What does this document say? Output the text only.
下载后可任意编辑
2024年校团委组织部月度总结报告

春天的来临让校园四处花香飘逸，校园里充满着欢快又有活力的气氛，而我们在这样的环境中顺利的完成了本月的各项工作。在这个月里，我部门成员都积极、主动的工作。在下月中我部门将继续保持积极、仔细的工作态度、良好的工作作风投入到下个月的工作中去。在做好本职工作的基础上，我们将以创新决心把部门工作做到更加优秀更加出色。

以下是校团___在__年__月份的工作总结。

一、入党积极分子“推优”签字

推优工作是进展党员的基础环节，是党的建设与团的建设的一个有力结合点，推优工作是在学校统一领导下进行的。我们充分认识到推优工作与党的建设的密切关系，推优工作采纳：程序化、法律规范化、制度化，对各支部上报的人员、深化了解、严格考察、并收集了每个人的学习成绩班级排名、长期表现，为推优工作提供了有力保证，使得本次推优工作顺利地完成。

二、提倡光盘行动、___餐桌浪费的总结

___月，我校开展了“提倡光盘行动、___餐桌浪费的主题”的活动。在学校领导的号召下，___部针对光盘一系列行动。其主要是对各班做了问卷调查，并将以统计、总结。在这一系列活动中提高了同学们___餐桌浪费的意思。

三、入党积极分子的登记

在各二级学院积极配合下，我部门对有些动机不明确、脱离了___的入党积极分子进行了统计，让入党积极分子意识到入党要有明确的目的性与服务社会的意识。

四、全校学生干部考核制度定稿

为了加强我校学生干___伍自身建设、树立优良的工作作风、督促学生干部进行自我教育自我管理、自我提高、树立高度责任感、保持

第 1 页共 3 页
______________________________
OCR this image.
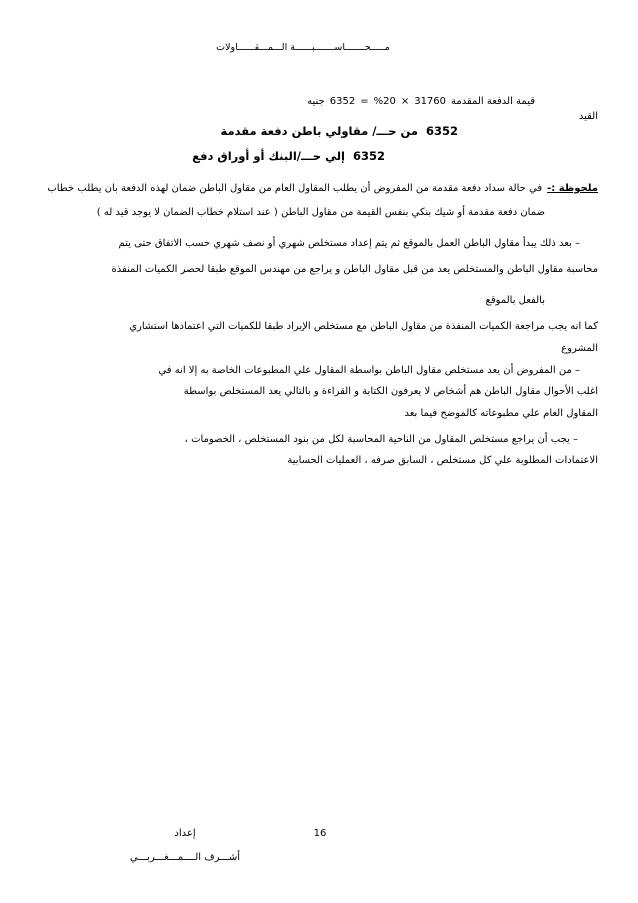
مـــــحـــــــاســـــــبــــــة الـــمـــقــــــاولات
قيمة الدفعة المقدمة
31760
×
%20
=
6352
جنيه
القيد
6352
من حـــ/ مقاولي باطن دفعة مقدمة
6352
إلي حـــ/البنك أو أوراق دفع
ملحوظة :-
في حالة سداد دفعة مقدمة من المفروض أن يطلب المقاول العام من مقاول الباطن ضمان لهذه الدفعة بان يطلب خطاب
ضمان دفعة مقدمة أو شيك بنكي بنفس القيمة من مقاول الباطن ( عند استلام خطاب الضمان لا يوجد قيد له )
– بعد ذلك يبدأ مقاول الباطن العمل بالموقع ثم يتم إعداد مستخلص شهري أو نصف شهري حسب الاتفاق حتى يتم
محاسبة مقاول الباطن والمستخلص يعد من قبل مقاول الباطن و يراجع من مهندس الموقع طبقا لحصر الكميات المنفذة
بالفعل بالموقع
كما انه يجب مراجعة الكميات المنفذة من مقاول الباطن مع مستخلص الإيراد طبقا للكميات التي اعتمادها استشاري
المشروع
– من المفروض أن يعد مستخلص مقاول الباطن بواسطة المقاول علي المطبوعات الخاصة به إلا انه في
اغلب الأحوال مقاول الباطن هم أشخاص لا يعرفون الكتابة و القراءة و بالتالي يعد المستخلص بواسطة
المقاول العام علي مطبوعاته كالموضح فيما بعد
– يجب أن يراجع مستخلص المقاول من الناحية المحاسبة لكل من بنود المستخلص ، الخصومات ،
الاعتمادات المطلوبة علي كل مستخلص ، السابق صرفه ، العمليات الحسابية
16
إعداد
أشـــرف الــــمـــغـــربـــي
______________________________
WORK TO COMPLETE. From the entries above, copy every line containing the word "الباطن".

EXERCISE SOLUTION.
في حالة سداد دفعة مقدمة من المفروض أن يطلب المقاول العام من مقاول الباطن ضمان لهذه الدفعة بان يطلب خطاب
ضمان دفعة مقدمة أو شيك بنكي بنفس القيمة من مقاول الباطن ( عند استلام خطاب الضمان لا يوجد قيد له )
– بعد ذلك يبدأ مقاول الباطن العمل بالموقع ثم يتم إعداد مستخلص شهري أو نصف شهري حسب الاتفاق حتى يتم
محاسبة مقاول الباطن والمستخلص يعد من قبل مقاول الباطن و يراجع من مهندس الموقع طبقا لحصر الكميات المنفذة
كما انه يجب مراجعة الكميات المنفذة من مقاول الباطن مع مستخلص الإيراد طبقا للكميات التي اعتمادها استشاري
– من المفروض أن يعد مستخلص مقاول الباطن بواسطة المقاول علي المطبوعات الخاصة به إلا انه في
اغلب الأحوال مقاول الباطن هم أشخاص لا يعرفون الكتابة و القراءة و بالتالي يعد المستخلص بواسطة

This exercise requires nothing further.